Task prompt. Take every line from the listing below that includes "JSON" and copy it.

Records supplied.
####################

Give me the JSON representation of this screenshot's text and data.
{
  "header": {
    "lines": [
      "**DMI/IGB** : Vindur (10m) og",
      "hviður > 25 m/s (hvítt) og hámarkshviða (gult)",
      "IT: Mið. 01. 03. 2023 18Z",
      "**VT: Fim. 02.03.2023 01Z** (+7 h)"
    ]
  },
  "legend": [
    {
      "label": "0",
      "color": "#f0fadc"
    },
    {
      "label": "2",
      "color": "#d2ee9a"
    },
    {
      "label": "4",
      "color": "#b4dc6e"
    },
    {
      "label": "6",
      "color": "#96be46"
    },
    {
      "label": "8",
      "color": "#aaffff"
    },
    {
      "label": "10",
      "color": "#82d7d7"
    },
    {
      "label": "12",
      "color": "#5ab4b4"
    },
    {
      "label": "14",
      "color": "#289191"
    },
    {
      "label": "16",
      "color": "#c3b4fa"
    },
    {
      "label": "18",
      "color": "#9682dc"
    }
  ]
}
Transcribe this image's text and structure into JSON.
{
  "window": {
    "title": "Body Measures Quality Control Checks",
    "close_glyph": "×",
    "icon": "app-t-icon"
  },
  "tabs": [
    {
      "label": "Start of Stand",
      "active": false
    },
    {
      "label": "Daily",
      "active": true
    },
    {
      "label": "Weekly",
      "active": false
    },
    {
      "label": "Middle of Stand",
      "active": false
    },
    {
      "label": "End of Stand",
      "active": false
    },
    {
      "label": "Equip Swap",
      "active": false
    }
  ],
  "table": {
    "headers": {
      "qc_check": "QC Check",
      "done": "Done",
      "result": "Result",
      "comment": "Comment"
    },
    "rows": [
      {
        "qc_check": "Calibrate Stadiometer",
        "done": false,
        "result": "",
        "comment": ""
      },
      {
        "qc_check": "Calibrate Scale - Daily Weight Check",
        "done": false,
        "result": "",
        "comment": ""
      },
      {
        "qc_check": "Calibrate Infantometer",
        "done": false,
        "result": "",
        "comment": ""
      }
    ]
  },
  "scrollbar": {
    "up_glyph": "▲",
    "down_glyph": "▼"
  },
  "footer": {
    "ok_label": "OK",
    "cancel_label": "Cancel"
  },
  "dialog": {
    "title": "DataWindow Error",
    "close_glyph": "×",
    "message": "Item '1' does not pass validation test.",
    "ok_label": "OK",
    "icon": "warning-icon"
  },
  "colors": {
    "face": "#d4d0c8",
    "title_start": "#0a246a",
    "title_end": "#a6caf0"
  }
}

####################

Task answer.
Give me the JSON representation of this screenshot's text and data.
Transcribe this image's text and structure into JSON.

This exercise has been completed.